(Records from a collection of figures)
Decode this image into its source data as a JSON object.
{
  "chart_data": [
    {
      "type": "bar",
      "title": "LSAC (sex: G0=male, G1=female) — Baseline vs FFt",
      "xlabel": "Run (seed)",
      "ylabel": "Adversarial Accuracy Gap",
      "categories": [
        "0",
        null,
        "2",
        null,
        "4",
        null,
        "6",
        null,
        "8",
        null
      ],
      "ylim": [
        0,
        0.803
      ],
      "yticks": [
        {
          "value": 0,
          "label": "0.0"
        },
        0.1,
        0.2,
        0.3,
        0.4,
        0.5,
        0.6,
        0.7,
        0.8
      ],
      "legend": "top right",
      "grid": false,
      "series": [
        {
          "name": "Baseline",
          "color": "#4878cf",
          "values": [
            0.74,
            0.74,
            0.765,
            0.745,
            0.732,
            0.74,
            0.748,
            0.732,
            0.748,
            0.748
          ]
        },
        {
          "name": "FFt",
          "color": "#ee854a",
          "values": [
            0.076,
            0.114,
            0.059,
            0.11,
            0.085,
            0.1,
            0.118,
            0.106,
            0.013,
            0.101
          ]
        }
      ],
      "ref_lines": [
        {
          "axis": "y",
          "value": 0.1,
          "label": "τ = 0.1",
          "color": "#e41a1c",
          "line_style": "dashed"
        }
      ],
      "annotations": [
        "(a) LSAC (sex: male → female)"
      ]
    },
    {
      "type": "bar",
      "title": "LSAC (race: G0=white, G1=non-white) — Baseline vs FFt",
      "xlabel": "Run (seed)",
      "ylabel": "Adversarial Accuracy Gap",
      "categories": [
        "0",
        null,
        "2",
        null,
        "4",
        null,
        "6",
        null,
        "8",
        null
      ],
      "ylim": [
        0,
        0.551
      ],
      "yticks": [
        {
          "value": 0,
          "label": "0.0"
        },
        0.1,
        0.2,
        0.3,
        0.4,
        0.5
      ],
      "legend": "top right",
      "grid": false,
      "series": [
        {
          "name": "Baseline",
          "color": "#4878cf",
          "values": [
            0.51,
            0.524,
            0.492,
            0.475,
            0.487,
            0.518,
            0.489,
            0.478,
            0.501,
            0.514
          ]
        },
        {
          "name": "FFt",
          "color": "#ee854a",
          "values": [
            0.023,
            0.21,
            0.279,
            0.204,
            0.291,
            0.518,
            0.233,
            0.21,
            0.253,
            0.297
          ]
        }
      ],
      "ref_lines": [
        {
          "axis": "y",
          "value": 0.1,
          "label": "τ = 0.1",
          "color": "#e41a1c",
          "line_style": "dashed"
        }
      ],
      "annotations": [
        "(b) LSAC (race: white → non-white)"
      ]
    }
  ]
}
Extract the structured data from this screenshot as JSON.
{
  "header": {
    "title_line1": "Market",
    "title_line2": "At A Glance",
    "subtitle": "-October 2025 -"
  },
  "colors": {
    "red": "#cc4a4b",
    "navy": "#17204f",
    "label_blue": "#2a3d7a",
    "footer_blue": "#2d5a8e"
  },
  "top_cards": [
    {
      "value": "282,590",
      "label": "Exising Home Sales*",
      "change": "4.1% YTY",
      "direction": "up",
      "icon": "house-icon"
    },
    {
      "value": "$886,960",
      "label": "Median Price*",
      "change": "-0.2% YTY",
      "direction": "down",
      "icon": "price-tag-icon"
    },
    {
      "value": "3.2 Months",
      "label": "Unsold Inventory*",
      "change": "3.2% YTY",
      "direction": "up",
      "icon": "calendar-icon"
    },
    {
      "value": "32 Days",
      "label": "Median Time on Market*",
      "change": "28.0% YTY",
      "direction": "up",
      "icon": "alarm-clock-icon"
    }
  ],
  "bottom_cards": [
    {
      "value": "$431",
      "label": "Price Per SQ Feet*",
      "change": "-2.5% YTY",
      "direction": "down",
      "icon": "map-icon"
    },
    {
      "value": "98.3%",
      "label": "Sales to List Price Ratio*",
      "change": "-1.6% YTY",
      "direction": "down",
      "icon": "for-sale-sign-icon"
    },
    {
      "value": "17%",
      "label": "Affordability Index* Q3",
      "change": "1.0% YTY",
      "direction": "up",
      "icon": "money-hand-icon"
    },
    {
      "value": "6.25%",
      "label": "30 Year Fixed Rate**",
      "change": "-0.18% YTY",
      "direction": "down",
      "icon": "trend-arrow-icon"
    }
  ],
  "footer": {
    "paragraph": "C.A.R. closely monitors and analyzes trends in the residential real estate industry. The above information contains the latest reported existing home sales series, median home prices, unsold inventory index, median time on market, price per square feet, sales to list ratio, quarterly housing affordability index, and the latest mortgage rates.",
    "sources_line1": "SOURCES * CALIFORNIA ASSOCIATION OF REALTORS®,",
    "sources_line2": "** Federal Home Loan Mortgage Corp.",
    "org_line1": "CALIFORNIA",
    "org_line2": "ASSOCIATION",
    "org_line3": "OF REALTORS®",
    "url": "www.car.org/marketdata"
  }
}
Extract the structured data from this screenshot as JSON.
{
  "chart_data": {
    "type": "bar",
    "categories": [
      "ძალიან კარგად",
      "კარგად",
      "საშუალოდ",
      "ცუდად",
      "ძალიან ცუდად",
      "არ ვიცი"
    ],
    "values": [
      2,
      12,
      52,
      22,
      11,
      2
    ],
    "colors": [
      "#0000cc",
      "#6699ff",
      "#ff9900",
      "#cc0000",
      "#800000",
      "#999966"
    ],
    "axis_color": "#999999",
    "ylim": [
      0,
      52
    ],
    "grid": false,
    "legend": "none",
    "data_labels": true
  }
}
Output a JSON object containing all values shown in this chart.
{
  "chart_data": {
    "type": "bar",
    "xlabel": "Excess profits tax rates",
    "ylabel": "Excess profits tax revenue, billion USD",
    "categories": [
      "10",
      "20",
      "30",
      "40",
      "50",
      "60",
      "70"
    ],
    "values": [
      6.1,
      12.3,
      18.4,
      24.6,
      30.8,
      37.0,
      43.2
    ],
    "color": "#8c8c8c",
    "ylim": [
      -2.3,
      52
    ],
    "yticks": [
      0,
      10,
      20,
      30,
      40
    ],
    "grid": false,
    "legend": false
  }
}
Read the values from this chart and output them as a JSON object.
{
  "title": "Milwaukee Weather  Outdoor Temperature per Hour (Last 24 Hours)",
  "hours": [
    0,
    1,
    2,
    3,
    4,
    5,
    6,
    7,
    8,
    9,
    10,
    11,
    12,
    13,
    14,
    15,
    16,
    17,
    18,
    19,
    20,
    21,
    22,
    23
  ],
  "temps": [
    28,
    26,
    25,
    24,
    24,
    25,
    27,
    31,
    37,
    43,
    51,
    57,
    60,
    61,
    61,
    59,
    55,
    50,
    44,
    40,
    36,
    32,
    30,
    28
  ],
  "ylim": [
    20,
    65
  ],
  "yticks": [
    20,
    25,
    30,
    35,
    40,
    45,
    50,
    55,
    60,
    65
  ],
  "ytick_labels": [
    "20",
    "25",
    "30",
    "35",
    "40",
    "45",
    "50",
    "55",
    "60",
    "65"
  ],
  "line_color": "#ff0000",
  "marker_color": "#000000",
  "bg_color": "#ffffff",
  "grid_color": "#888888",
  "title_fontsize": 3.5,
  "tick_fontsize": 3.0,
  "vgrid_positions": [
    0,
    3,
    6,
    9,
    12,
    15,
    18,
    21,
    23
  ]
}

**Do this**: All of the data needs to be printed once more, exactly.

**Response to this task**:
Decode this image into its source data as a JSON object.
{
  "chart_data": [
    {
      "type": "bar",
      "title": "LSAC (sex: G0=male, G1=female) — Baseline vs FFt",
      "xlabel": "Run (seed)",
      "ylabel": "Adversarial Accuracy Gap",
      "categories": [
        "0",
        null,
        "2",
        null,
        "4",
        null,
        "6",
        null,
        "8",
        null
      ],
      "ylim": [
        0,
        0.803
      ],
      "yticks": [
        {
          "value": 0,
          "label": "0.0"
        },
        0.1,
        0.2,
        0.3,
        0.4,
        0.5,
        0.6,
        0.7,
        0.8
      ],
      "legend": "top right",
      "grid": false,
      "series": [
        {
          "name": "Baseline",
          "color": "#4878cf",
          "values": [
            0.74,
            0.74,
            0.765,
            0.745,
            0.732,
            0.74,
            0.748,
            0.732,
            0.748,
            0.748
          ]
        },
        {
          "name": "FFt",
          "color": "#ee854a",
          "values": [
            0.076,
            0.114,
            0.059,
            0.11,
            0.085,
            0.1,
            0.118,
            0.106,
            0.013,
            0.101
          ]
        }
      ],
      "ref_lines": [
        {
          "axis": "y",
          "value": 0.1,
          "label": "τ = 0.1",
          "color": "#e41a1c",
          "line_style": "dashed"
        }
      ],
      "annotations": [
        "(a) LSAC (sex: male → female)"
      ]
    },
    {
      "type": "bar",
      "title": "LSAC (race: G0=white, G1=non-white) — Baseline vs FFt",
      "xlabel": "Run (seed)",
      "ylabel": "Adversarial Accuracy Gap",
      "categories": [
        "0",
        null,
        "2",
        null,
        "4",
        null,
        "6",
        null,
        "8",
        null
      ],
      "ylim": [
        0,
        0.551
      ],
      "yticks": [
        {
          "value": 0,
          "label": "0.0"
        },
        0.1,
        0.2,
        0.3,
        0.4,
        0.5
      ],
      "legend": "top right",
      "grid": false,
      "series": [
        {
          "name": "Baseline",
          "color": "#4878cf",
          "values": [
            0.51,
            0.524,
            0.492,
            0.475,
            0.487,
            0.518,
            0.489,
            0.478,
            0.501,
            0.514
          ]
        },
        {
          "name": "FFt",
          "color": "#ee854a",
          "values": [
            0.023,
            0.21,
            0.279,
            0.204,
            0.291,
            0.518,
            0.233,
            0.21,
            0.253,
            0.297
          ]
        }
      ],
      "ref_lines": [
        {
          "axis": "y",
          "value": 0.1,
          "label": "τ = 0.1",
          "color": "#e41a1c",
          "line_style": "dashed"
        }
      ],
      "annotations": [
        "(b) LSAC (race: white → non-white)"
      ]
    }
  ]
}
Extract the structured data from this screenshot as JSON.
{
  "header": {
    "title_line1": "Market",
    "title_line2": "At A Glance",
    "subtitle": "-October 2025 -"
  },
  "colors": {
    "red": "#cc4a4b",
    "navy": "#17204f",
    "label_blue": "#2a3d7a",
    "footer_blue": "#2d5a8e"
  },
  "top_cards": [
    {
      "value": "282,590",
      "label": "Exising Home Sales*",
      "change": "4.1% YTY",
      "direction": "up",
      "icon": "house-icon"
    },
    {
      "value": "$886,960",
      "label": "Median Price*",
      "change": "-0.2% YTY",
      "direction": "down",
      "icon": "price-tag-icon"
    },
    {
      "value": "3.2 Months",
      "label": "Unsold Inventory*",
      "change": "3.2% YTY",
      "direction": "up",
      "icon": "calendar-icon"
    },
    {
      "value": "32 Days",
      "label": "Median Time on Market*",
      "change": "28.0% YTY",
      "direction": "up",
      "icon": "alarm-clock-icon"
    }
  ],
  "bottom_cards": [
    {
      "value": "$431",
      "label": "Price Per SQ Feet*",
      "change": "-2.5% YTY",
      "direction": "down",
      "icon": "map-icon"
    },
    {
      "value": "98.3%",
      "label": "Sales to List Price Ratio*",
      "change": "-1.6% YTY",
      "direction": "down",
      "icon": "for-sale-sign-icon"
    },
    {
      "value": "17%",
      "label": "Affordability Index* Q3",
      "change": "1.0% YTY",
      "direction": "up",
      "icon": "money-hand-icon"
    },
    {
      "value": "6.25%",
      "label": "30 Year Fixed Rate**",
      "change": "-0.18% YTY",
      "direction": "down",
      "icon": "trend-arrow-icon"
    }
  ],
  "footer": {
    "paragraph": "C.A.R. closely monitors and analyzes trends in the residential real estate industry. The above information contains the latest reported existing home sales series, median home prices, unsold inventory index, median time on market, price per square feet, sales to list ratio, quarterly housing affordability index, and the latest mortgage rates.",
    "sources_line1": "SOURCES * CALIFORNIA ASSOCIATION OF REALTORS®,",
    "sources_line2": "** Federal Home Loan Mortgage Corp.",
    "org_line1": "CALIFORNIA",
    "org_line2": "ASSOCIATION",
    "org_line3": "OF REALTORS®",
    "url": "www.car.org/marketdata"
  }
}
Extract the structured data from this screenshot as JSON.
{
  "chart_data": {
    "type": "bar",
    "categories": [
      "ძალიან კარგად",
      "კარგად",
      "საშუალოდ",
      "ცუდად",
      "ძალიან ცუდად",
      "არ ვიცი"
    ],
    "values": [
      2,
      12,
      52,
      22,
      11,
      2
    ],
    "colors": [
      "#0000cc",
      "#6699ff",
      "#ff9900",
      "#cc0000",
      "#800000",
      "#999966"
    ],
    "axis_color": "#999999",
    "ylim": [
      0,
      52
    ],
    "grid": false,
    "legend": "none",
    "data_labels": true
  }
}
Output a JSON object containing all values shown in this chart.
{
  "chart_data": {
    "type": "bar",
    "xlabel": "Excess profits tax rates",
    "ylabel": "Excess profits tax revenue, billion USD",
    "categories": [
      "10",
      "20",
      "30",
      "40",
      "50",
      "60",
      "70"
    ],
    "values": [
      6.1,
      12.3,
      18.4,
      24.6,
      30.8,
      37.0,
      43.2
    ],
    "color": "#8c8c8c",
    "ylim": [
      -2.3,
      52
    ],
    "yticks": [
      0,
      10,
      20,
      30,
      40
    ],
    "grid": false,
    "legend": false
  }
}
Read the values from this chart and output them as a JSON object.
{
  "title": "Milwaukee Weather  Outdoor Temperature per Hour (Last 24 Hours)",
  "hours": [
    0,
    1,
    2,
    3,
    4,
    5,
    6,
    7,
    8,
    9,
    10,
    11,
    12,
    13,
    14,
    15,
    16,
    17,
    18,
    19,
    20,
    21,
    22,
    23
  ],
  "temps": [
    28,
    26,
    25,
    24,
    24,
    25,
    27,
    31,
    37,
    43,
    51,
    57,
    60,
    61,
    61,
    59,
    55,
    50,
    44,
    40,
    36,
    32,
    30,
    28
  ],
  "ylim": [
    20,
    65
  ],
  "yticks": [
    20,
    25,
    30,
    35,
    40,
    45,
    50,
    55,
    60,
    65
  ],
  "ytick_labels": [
    "20",
    "25",
    "30",
    "35",
    "40",
    "45",
    "50",
    "55",
    "60",
    "65"
  ],
  "line_color": "#ff0000",
  "marker_color": "#000000",
  "bg_color": "#ffffff",
  "grid_color": "#888888",
  "title_fontsize": 3.5,
  "tick_fontsize": 3.0,
  "vgrid_positions": [
    0,
    3,
    6,
    9,
    12,
    15,
    18,
    21,
    23
  ]
}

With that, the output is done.